Scan the records below. List lines holding "محمد".
----
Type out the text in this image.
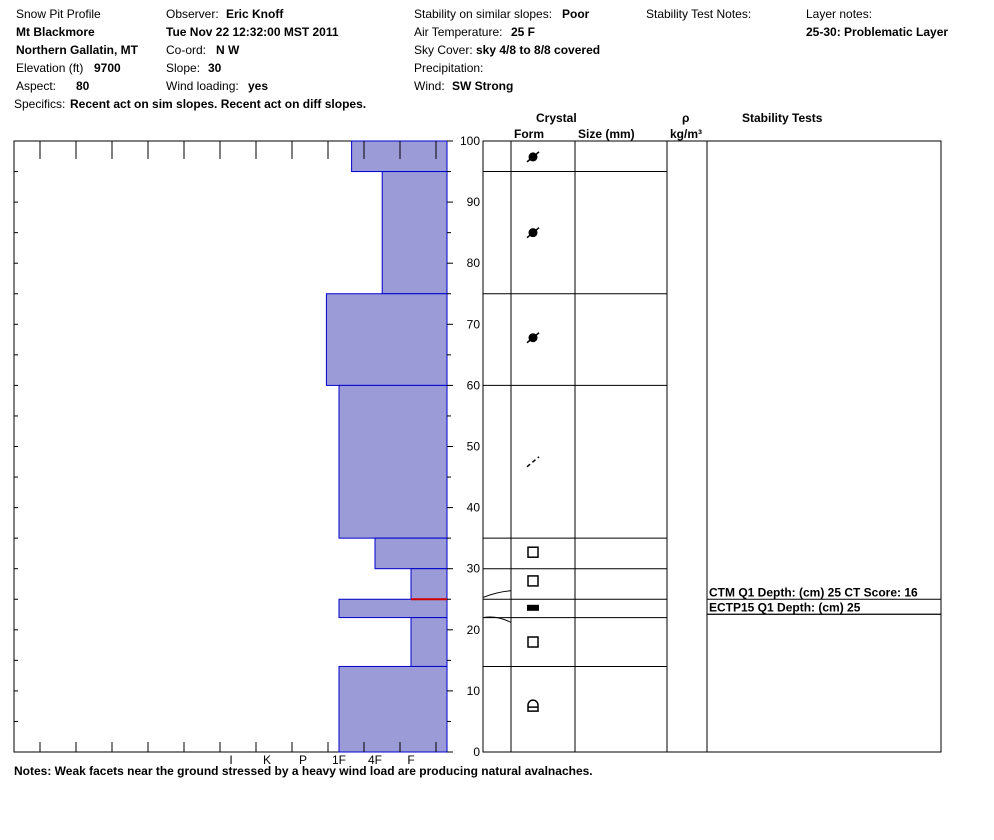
Snow Pit Profile
Mt Blackmore
Northern Gallatin, MT
Elevation (ft) 9700
Aspect: 80
Specifics: Recent act on sim slopes. Recent act on diff slopes.
Observer: Eric Knoff
Tue Nov 22 12:32:00 MST 2011
Co-ord: N W
Slope: 30
Wind loading: yes
Stability on similar slopes: Poor
Air Temperature: 25 F
Sky Cover: sky 4/8 to 8/8 covered
Precipitation:
Wind: SW Strong
Stability Test Notes:	Layer notes:
25-30: Problematic Layer
Crystal
Form	Size (mm)
ρ
kg/m³
Stability Tests
Notes: Weak facets near the ground stressed by a heavy wind load are producing natural avalnaches.
I	K P 1F 4F F
0
10
20
30
40
50
60
70
80
90
100
CTM Q1 Depth: (cm) 25 CT Score: 16
ECTP15 Q1 Depth: (cm) 25
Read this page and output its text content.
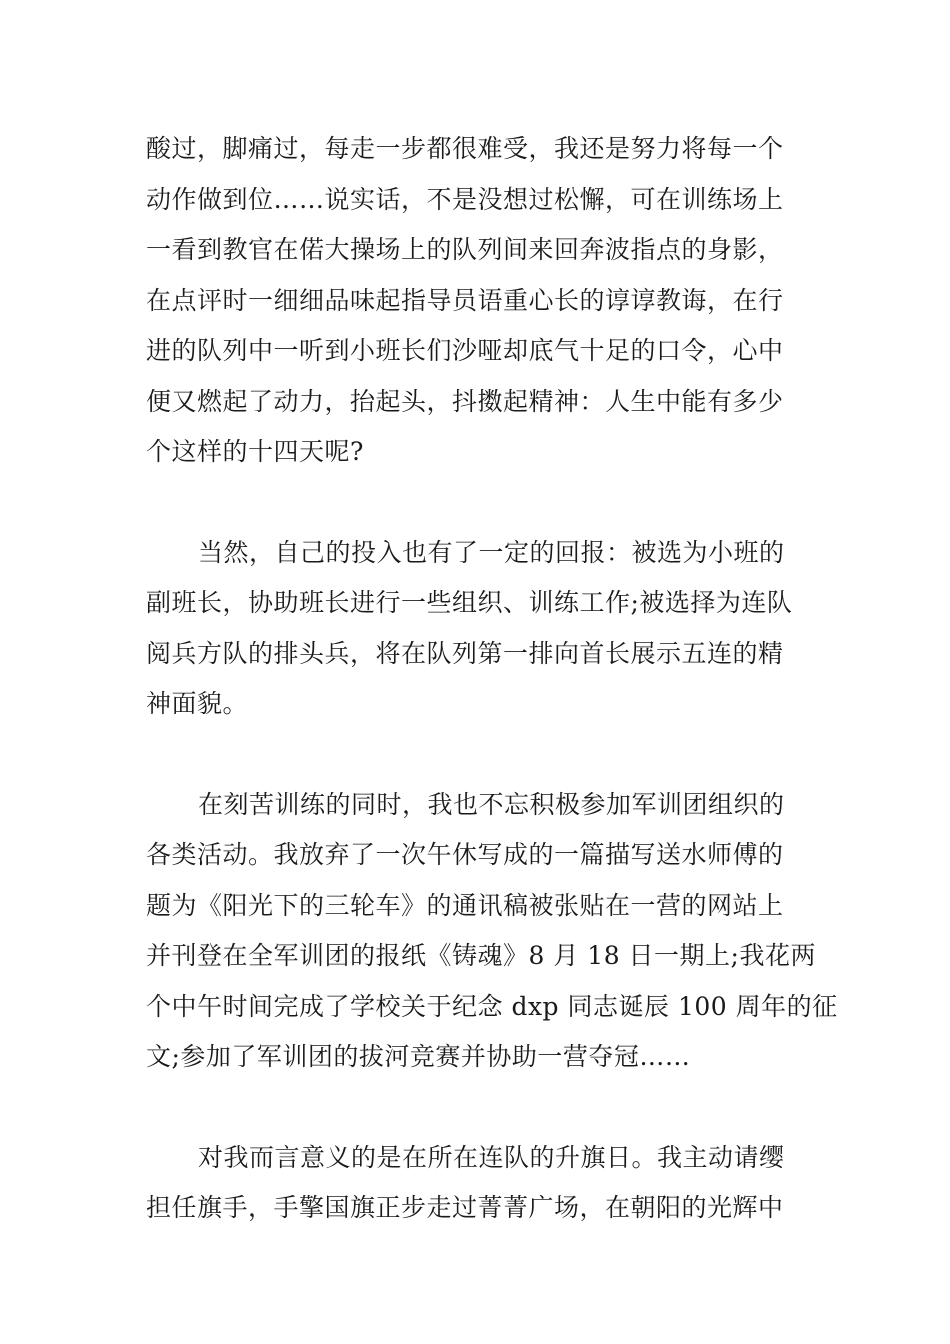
酸过，脚痛过，每走一步都很难受，我还是努力将每一个
动作做到位……说实话，不是没想过松懈，可在训练场上
一看到教官在偌大操场上的队列间来回奔波指点的身影，
在点评时一细细品味起指导员语重心长的谆谆教诲，在行
进的队列中一听到小班长们沙哑却底气十足的口令，心中
便又燃起了动力，抬起头，抖擞起精神：人生中能有多少
个这样的十四天呢?
当然，自己的投入也有了一定的回报：被选为小班的
副班长，协助班长进行一些组织、训练工作;被选择为连队
阅兵方队的排头兵，将在队列第一排向首长展示五连的精
神面貌。
在刻苦训练的同时，我也不忘积极参加军训团组织的
各类活动。我放弃了一次午休写成的一篇描写送水师傅的
题为《阳光下的三轮车》的通讯稿被张贴在一营的网站上
并刊登在全军训团的报纸《铸魂》8 月 18 日一期上;我花两
个中午时间完成了学校关于纪念 dxp 同志诞辰 100 周年的征
文;参加了军训团的拔河竞赛并协助一营夺冠……
对我而言意义的是在所在连队的升旗日。我主动请缨
担任旗手，手擎国旗正步走过菁菁广场，在朝阳的光辉中
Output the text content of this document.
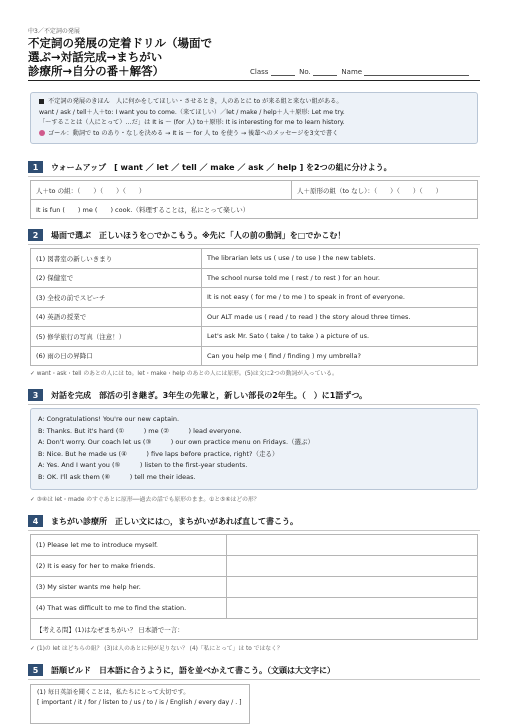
中3／不定詞の発展
不定詞の発展の定着ドリル（場面で
選ぶ→対話完成→まちがい
診療所→自分の番＋解答）	Class	No.	Name
不定詞の発展のきほん　人に何かをしてほしい・させるとき，人のあとに to が来る組と来ない組がある。
want / ask / tell＋人＋to: I want you to come.（来てほしい）／let / make / help＋人＋原形: Let me try.
「～することは（人にとって）…だ」は It is ～ (for 人) to＋原形: It is interesting for me to learn history.
ゴール：動詞で to のあり・なしを決める → It is ～ for 人 to を使う → 後輩へのメッセージを3文で書く
1	ウォームアップ　[ want ／ let ／ tell ／ make ／ ask ／ help ] を2つの組に分けよう。
人＋to の組：（　　）（　　）（　　）	人＋原形の組（to なし）：（　　）（　　）（　　）
It is fun (　　) me (　　) cook.（料理することは，私にとって楽しい）
2	場面で選ぶ　正しいほうを○でかこもう。※先に「人の前の動詞」を□でかこむ！
(1) 図書室の新しいきまり	The librarian lets us ( use / to use ) the new tablets.
(2) 保健室で	The school nurse told me ( rest / to rest ) for an hour.
(3) 全校の前でスピーチ	It is not easy ( for me / to me ) to speak in front of everyone.
(4) 英語の授業で	Our ALT made us ( read / to read ) the story aloud three times.
(5) 修学旅行の写真（注意！）	Let's ask Mr. Sato ( take / to take ) a picture of us.
(6) 雨の日の昇降口	Can you help me ( find / finding ) my umbrella?
✓ want・ask・tell のあとの人には to。let・make・help のあとの人には原形。(5)は文に2つの動詞が入っている。
3	対話を完成　部活の引き継ぎ。3年生の先輩と，新しい部長の2年生。（　）に1語ずつ。
A: Congratulations! You're our new captain.
B: Thanks. But it's hard (①　　　) me (②　　　) lead everyone.
A: Don't worry. Our coach let us (③　　　) our own practice menu on Fridays.（選ぶ）
B: Nice. But he made us (④　　　) five laps before practice, right?（走る）
A: Yes. And I want you (⑤　　　) listen to the first-year students.
B: OK. I'll ask them (⑥　　　) tell me their ideas.
✓ ③④は let・made のすぐあとに原形──過去の話でも原形のまま。①と⑤⑥はどの形？
4	まちがい診療所　正しい文には○，まちがいがあれば直して書こう。
(1) Please let me to introduce myself.	
(2) It is easy for her to make friends.	
(3) My sister wants me help her.	
(4) That was difficult to me to find the station.	
【考える問】(1)はなぜまちがい？ 日本語で一言：	
✓ (1)の let はどちらの組？ (3)は人のあとに何が足りない？ (4)「私にとって」は to ではなく？
5	語順ビルド　日本語に合うように，語を並べかえて書こう。（文頭は大文字に）
(1) 毎日英語を聞くことは，私たちにとって大切です。
[ important / it / for / listen to / us / to / is / English / every day / . ]
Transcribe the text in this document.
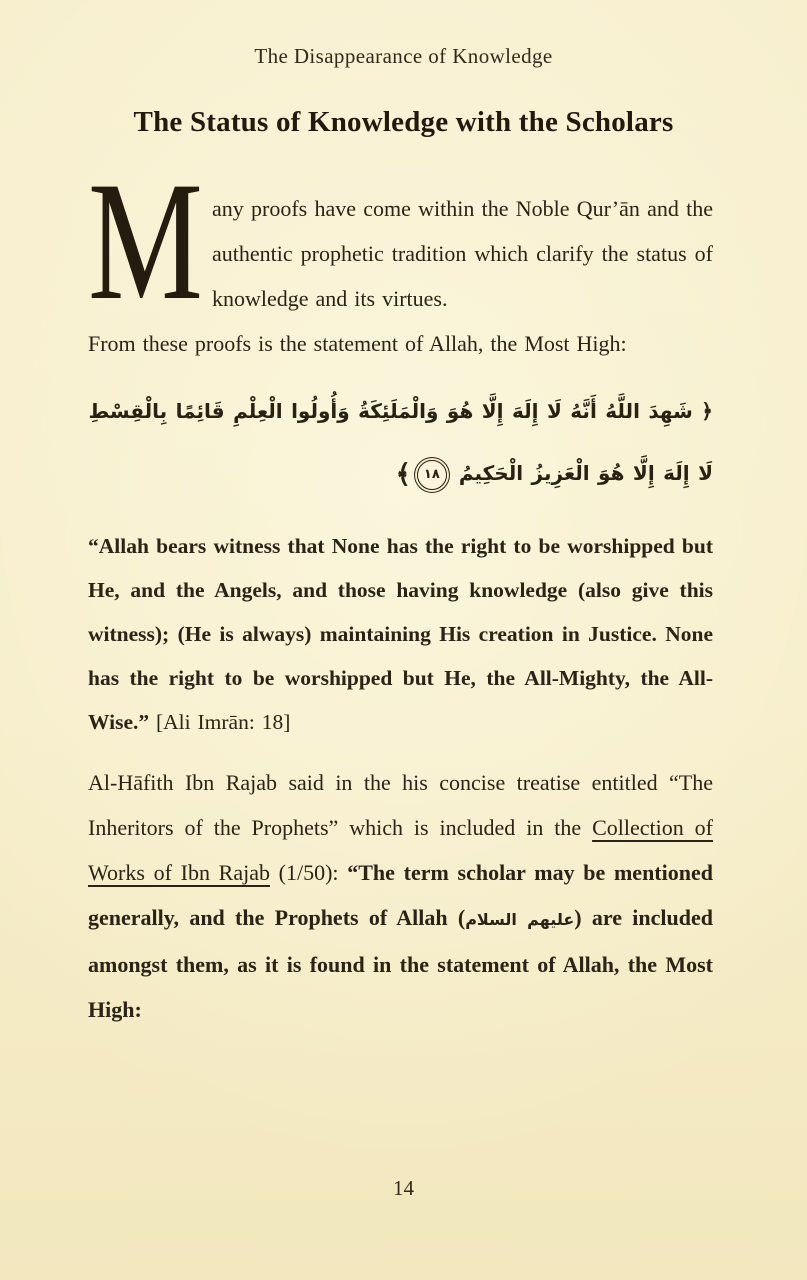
The Disappearance of Knowledge
The Status of Knowledge with the Scholars

Many proofs have come within the Noble Qur’ān and the authentic prophetic tradition which clarify the status of knowledge and its virtues.

From these proofs is the statement of Allah, the Most High:

﴿ شَهِدَ اللَّهُ أَنَّهُ لَا إِلَهَ إِلَّا هُوَ وَالْمَلَئِكَةُ وَأُولُوا الْعِلْمِ قَائِمًا بِالْقِسْطِ
لَا إِلَهَ إِلَّا هُوَ الْعَزِيزُ الْحَكِيمُ١٨﴾

“Allah bears witness that None has the right to be worshipped but He, and the Angels, and those having knowledge (also give this witness); (He is always) maintaining His creation in Justice. None has the right to be worshipped but He, the All-Mighty, the All-Wise.” [Ali Imrān: 18]

Al-Hāfith Ibn Rajab said in the his concise treatise entitled “The Inheritors of the Prophets” which is included in the Collection of Works of Ibn Rajab (1/50): “The term scholar may be mentioned generally, and the Prophets of Allah (عليهم السلام) are included amongst them, as it is found in the statement of Allah, the Most High:

14
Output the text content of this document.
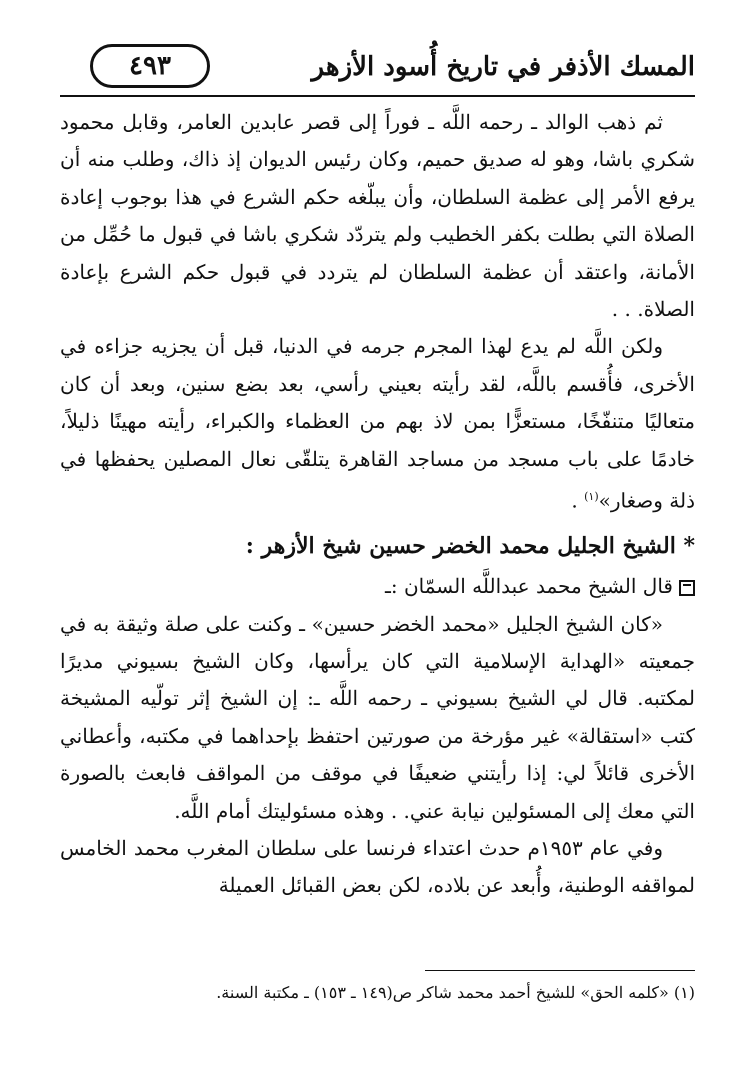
المسك الأذفر في تاريخ أُسود الأزهر
٤٩٣

ثم ذهب الوالد ـ رحمه اللَّه ـ فوراً إلى قصر عابدين العامر، وقابل محمود شكري باشا، وهو له صديق حميم، وكان رئيس الديوان إذ ذاك، وطلب منه أن يرفع الأمر إلى عظمة السلطان، وأن يبلّغه حكم الشرع في هذا بوجوب إعادة الصلاة التي بطلت بكفر الخطيب ولم يتردّد شكري باشا في قبول ما حُمِّل من الأمانة، واعتقد أن عظمة السلطان لم يتردد في قبول حكم الشرع بإعادة الصلاة. . .

ولكن اللَّه لم يدع لهذا المجرم جرمه في الدنيا، قبل أن يجزيه جزاءه في الأخرى، فأُقسم باللَّه، لقد رأيته بعيني رأسي، بعد بضع سنين، وبعد أن كان متعاليًا متنفّخًا، مستعزًّا بمن لاذ بهم من العظماء والكبراء، رأيته مهينًا ذليلاً، خادمًا على باب مسجد من مساجد القاهرة يتلقّى نعال المصلين يحفظها في ذلة وصغار»$^{(١)}$ .

* الشيخ الجليل محمد الخضر حسين شيخ الأزهر :

قال الشيخ محمد عبداللَّه السمّان :ـ

«كان الشيخ الجليل «محمد الخضر حسين» ـ وكنت على صلة وثيقة به في جمعيته «الهداية الإسلامية التي كان يرأسها، وكان الشيخ بسيوني مديرًا لمكتبه. قال لي الشيخ بسيوني ـ رحمه اللَّه ـ: إن الشيخ إثر تولّيه المشيخة كتب «استقالة» غير مؤرخة من صورتين احتفظ بإحداهما في مكتبه، وأعطاني الأخرى قائلاً لي: إذا رأيتني ضعيفًا في موقف من المواقف فابعث بالصورة التي معك إلى المسئولين نيابة عني. . وهذه مسئوليتك أمام اللَّه.

وفي عام ١٩٥٣م حدث اعتداء فرنسا على سلطان المغرب محمد الخامس لمواقفه الوطنية، وأُبعد عن بلاده، لكن بعض القبائل العميلة

(١) «كلمه الحق» للشيخ أحمد محمد شاكر ص(١٤٩ ـ ١٥٣) ـ مكتبة السنة.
----
- **SOLUTION**:
* الشيخ الجليل محمد الخضر حسين شيخ الأزهر :
قال الشيخ محمد عبداللَّه السمّان :ـ
«كان الشيخ الجليل «محمد الخضر حسين» ـ وكنت على صلة وثيقة به في جمعيته «الهداية الإسلامية التي كان يرأسها، وكان الشيخ بسيوني مديرًا لمكتبه. قال لي الشيخ بسيوني ـ رحمه اللَّه ـ: إن الشيخ إثر تولّيه المشيخة كتب «استقالة» غير مؤرخة من صورتين احتفظ بإحداهما في مكتبه، وأعطاني الأخرى قائلاً لي: إذا رأيتني ضعيفًا في موقف من المواقف فابعث بالصورة التي معك إلى المسئولين نيابة عني. . وهذه مسئوليتك أمام اللَّه.
وفي عام ١٩٥٣م حدث اعتداء فرنسا على سلطان المغرب محمد الخامس لمواقفه الوطنية، وأُبعد عن بلاده، لكن بعض القبائل العميلة
(١) «كلمه الحق» للشيخ أحمد محمد شاكر ص(١٤٩ ـ ١٥٣) ـ مكتبة السنة.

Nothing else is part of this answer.